[Dataset items]
=======
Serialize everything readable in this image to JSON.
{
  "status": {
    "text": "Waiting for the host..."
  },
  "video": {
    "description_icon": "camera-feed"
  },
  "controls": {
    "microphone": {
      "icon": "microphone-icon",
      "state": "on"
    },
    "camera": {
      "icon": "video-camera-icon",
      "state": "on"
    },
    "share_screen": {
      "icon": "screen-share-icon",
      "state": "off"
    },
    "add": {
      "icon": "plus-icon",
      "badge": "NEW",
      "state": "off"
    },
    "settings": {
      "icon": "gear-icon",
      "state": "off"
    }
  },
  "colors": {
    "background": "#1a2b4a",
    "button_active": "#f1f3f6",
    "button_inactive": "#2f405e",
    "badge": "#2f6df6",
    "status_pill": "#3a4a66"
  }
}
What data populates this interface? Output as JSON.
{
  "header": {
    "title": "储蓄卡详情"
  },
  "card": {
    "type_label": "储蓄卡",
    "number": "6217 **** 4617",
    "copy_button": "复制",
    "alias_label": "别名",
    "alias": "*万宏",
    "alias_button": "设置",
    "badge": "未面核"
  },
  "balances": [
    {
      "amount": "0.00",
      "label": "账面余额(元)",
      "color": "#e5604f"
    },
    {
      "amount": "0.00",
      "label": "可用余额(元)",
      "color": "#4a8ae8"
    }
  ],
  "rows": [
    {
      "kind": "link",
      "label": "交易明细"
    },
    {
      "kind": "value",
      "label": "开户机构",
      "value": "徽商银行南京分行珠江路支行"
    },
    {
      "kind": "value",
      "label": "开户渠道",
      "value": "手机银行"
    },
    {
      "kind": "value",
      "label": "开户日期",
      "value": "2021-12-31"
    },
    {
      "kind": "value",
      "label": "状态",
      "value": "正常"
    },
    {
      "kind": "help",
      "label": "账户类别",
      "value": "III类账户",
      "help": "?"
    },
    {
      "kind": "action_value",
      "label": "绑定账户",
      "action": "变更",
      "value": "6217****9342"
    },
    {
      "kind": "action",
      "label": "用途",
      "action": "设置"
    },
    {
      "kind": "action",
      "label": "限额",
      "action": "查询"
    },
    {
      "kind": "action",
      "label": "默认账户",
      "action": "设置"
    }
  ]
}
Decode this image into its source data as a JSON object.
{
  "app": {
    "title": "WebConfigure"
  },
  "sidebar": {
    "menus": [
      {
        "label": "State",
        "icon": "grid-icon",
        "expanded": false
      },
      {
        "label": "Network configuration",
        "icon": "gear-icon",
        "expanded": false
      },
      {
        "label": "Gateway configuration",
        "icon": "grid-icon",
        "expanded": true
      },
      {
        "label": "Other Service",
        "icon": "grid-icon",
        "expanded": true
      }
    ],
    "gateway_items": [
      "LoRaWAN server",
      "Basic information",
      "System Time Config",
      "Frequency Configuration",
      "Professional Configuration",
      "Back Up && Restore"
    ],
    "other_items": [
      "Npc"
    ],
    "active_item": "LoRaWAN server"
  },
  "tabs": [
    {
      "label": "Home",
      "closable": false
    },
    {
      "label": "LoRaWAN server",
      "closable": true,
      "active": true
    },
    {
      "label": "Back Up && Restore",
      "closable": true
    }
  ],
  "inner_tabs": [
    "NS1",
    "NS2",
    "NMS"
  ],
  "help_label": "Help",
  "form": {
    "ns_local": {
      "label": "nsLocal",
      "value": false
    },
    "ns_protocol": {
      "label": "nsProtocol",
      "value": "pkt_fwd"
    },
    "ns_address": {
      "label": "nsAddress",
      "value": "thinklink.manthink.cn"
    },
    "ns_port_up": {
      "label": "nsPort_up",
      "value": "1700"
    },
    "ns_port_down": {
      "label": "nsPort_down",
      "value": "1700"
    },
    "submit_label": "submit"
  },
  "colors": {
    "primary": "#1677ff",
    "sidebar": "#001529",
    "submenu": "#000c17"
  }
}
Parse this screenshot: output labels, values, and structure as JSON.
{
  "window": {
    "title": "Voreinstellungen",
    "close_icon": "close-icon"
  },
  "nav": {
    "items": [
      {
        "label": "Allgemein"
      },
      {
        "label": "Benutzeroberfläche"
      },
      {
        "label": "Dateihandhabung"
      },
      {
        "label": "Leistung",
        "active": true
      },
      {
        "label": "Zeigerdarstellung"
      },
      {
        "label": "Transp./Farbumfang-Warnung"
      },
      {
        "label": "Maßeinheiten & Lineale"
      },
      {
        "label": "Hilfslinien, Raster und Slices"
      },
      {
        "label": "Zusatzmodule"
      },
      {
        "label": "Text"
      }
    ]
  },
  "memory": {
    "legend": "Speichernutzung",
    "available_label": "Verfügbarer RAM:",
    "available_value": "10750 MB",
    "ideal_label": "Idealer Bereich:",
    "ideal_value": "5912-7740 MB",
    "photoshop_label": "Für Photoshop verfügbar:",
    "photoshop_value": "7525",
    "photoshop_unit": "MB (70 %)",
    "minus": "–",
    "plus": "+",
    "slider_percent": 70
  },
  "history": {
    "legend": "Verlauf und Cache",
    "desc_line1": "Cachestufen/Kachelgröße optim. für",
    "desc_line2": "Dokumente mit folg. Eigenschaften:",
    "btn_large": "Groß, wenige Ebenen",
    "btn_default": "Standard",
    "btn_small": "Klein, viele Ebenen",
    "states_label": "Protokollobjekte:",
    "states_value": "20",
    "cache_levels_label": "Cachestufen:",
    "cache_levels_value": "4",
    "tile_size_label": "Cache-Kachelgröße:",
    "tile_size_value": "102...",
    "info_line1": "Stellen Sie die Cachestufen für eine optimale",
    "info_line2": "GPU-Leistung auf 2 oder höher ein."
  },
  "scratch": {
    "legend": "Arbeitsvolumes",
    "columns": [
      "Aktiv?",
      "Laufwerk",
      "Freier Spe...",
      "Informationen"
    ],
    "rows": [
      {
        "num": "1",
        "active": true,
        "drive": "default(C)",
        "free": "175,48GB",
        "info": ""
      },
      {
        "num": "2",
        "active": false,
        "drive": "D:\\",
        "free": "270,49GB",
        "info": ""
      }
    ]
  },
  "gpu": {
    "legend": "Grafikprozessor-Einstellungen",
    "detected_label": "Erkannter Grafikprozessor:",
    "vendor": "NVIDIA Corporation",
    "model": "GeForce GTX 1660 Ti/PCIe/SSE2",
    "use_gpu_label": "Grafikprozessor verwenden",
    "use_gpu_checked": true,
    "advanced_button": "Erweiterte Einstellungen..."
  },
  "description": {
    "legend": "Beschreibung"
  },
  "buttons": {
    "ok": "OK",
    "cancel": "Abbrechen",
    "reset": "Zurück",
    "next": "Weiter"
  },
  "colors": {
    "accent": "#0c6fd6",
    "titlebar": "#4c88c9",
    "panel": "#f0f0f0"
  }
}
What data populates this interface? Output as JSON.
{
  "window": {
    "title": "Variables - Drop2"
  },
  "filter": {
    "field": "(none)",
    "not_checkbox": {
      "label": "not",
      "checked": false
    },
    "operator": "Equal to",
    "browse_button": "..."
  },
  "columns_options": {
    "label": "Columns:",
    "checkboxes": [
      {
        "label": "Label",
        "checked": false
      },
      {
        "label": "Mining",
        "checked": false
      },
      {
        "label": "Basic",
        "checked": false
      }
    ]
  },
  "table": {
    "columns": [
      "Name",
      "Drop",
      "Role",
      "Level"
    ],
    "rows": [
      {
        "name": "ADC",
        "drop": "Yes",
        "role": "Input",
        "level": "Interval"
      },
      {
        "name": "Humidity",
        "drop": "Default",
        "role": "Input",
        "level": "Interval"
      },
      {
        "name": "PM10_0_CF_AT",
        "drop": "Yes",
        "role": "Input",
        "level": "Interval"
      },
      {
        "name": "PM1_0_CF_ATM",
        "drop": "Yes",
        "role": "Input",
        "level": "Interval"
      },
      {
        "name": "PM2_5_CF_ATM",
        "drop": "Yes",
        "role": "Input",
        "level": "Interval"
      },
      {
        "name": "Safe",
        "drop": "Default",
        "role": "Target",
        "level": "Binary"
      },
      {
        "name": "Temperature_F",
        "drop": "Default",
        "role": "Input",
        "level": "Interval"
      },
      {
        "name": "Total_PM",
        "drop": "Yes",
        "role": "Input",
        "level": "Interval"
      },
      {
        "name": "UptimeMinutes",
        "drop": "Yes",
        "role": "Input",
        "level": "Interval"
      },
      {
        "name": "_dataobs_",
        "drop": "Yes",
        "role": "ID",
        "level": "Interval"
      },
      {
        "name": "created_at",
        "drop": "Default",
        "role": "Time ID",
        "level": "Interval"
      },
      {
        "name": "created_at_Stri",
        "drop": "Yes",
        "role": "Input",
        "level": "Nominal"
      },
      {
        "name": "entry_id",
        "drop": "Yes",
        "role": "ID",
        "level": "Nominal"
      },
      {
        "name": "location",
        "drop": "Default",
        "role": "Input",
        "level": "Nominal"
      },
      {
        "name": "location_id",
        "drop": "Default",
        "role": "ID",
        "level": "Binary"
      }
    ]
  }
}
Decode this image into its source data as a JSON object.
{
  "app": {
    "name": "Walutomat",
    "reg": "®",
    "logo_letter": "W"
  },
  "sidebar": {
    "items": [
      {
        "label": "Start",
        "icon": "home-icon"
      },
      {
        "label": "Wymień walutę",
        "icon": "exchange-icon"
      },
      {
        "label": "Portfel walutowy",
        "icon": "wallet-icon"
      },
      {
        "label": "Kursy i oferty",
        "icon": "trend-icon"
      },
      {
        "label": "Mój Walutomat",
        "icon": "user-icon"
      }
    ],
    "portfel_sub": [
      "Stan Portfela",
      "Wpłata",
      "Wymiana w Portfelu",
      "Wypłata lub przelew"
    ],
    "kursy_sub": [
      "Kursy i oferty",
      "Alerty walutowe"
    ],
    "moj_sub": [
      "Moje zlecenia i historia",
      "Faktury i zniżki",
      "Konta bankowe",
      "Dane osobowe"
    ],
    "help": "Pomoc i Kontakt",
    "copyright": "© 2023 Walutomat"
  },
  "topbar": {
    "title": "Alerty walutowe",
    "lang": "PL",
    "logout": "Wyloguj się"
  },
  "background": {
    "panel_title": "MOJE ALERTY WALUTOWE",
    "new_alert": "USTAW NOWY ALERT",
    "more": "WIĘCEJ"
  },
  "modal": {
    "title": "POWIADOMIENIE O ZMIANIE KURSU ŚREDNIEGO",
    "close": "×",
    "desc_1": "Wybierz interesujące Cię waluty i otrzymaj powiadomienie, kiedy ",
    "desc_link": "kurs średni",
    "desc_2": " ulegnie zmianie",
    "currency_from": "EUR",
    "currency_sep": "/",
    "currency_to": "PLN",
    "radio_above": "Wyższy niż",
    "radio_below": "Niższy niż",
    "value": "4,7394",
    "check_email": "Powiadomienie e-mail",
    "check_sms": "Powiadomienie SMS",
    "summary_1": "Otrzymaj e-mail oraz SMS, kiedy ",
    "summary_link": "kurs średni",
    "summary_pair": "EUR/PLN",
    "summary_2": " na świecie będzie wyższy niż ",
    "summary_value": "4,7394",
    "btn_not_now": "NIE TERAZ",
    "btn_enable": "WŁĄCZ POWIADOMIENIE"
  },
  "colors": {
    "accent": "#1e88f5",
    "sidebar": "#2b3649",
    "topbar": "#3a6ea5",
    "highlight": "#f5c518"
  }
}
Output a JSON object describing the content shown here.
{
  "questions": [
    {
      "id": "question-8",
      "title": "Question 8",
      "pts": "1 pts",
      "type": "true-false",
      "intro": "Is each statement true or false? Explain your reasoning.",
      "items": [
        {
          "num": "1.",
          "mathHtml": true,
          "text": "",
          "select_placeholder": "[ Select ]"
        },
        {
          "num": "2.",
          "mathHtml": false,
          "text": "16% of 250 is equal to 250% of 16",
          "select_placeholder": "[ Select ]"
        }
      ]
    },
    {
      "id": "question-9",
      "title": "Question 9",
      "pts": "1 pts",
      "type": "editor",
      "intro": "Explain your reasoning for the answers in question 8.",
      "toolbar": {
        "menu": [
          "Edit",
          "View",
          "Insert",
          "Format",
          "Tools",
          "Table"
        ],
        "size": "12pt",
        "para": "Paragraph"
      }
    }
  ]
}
=======
For the material, find the number of lines holding the word "Cachestufen" and give that figure and nothing more.

Solution
3